DIRECTIVE: Return each line of the material verbatim.

PROVIDED INFORMATION:
· · · ·
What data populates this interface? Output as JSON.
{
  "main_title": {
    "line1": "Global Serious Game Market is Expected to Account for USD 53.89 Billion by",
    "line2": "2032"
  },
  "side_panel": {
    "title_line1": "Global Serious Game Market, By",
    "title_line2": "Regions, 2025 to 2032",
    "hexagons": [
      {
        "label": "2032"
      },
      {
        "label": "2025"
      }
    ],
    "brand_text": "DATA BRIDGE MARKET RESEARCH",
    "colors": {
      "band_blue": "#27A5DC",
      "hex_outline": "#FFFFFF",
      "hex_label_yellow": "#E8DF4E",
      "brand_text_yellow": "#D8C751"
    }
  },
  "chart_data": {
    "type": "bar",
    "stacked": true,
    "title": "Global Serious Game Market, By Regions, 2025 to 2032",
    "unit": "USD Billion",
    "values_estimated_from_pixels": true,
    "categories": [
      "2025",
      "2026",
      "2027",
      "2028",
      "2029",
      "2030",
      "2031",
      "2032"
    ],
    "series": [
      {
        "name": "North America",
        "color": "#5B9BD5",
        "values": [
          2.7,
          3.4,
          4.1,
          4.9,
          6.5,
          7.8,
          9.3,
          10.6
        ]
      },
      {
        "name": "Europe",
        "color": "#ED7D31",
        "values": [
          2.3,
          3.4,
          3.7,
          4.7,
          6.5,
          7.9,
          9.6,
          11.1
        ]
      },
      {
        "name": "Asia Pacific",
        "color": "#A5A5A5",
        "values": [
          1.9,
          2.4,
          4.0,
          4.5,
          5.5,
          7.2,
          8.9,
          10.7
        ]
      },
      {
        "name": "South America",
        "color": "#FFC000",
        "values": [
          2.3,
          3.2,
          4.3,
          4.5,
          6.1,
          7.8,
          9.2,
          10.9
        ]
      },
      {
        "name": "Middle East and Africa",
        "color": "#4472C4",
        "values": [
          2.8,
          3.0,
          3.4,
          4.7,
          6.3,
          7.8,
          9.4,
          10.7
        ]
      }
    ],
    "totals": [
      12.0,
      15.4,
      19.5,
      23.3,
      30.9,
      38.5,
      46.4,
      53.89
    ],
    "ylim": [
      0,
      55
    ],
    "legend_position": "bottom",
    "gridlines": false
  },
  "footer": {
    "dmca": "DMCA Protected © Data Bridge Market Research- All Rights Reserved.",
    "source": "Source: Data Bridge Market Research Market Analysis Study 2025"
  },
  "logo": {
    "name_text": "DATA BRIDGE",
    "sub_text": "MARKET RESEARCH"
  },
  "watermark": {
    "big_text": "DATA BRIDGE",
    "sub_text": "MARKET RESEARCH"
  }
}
· · · ·
EXPECTED OUTPUT:
What data populates this interface? Output as JSON.
{
  "main_title": {
    "line1": "Global Serious Game Market is Expected to Account for USD 53.89 Billion by",
    "line2": "2032"
  },
  "side_panel": {
    "title_line1": "Global Serious Game Market, By",
    "title_line2": "Regions, 2025 to 2032",
    "hexagons": [
      {
        "label": "2032"
      },
      {
        "label": "2025"
      }
    ],
    "brand_text": "DATA BRIDGE MARKET RESEARCH",
    "colors": {
      "band_blue": "#27A5DC",
      "hex_outline": "#FFFFFF",
      "hex_label_yellow": "#E8DF4E",
      "brand_text_yellow": "#D8C751"
    }
  },
  "chart_data": {
    "type": "bar",
    "stacked": true,
    "title": "Global Serious Game Market, By Regions, 2025 to 2032",
    "unit": "USD Billion",
    "values_estimated_from_pixels": true,
    "categories": [
      "2025",
      "2026",
      "2027",
      "2028",
      "2029",
      "2030",
      "2031",
      "2032"
    ],
    "series": [
      {
        "name": "North America",
        "color": "#5B9BD5",
        "values": [
          2.7,
          3.4,
          4.1,
          4.9,
          6.5,
          7.8,
          9.3,
          10.6
        ]
      },
      {
        "name": "Europe",
        "color": "#ED7D31",
        "values": [
          2.3,
          3.4,
          3.7,
          4.7,
          6.5,
          7.9,
          9.6,
          11.1
        ]
      },
      {
        "name": "Asia Pacific",
        "color": "#A5A5A5",
        "values": [
          1.9,
          2.4,
          4.0,
          4.5,
          5.5,
          7.2,
          8.9,
          10.7
        ]
      },
      {
        "name": "South America",
        "color": "#FFC000",
        "values": [
          2.3,
          3.2,
          4.3,
          4.5,
          6.1,
          7.8,
          9.2,
          10.9
        ]
      },
      {
        "name": "Middle East and Africa",
        "color": "#4472C4",
        "values": [
          2.8,
          3.0,
          3.4,
          4.7,
          6.3,
          7.8,
          9.4,
          10.7
        ]
      }
    ],
    "totals": [
      12.0,
      15.4,
      19.5,
      23.3,
      30.9,
      38.5,
      46.4,
      53.89
    ],
    "ylim": [
      0,
      55
    ],
    "legend_position": "bottom",
    "gridlines": false
  },
  "footer": {
    "dmca": "DMCA Protected © Data Bridge Market Research- All Rights Reserved.",
    "source": "Source: Data Bridge Market Research Market Analysis Study 2025"
  },
  "logo": {
    "name_text": "DATA BRIDGE",
    "sub_text": "MARKET RESEARCH"
  },
  "watermark": {
    "big_text": "DATA BRIDGE",
    "sub_text": "MARKET RESEARCH"
  }
}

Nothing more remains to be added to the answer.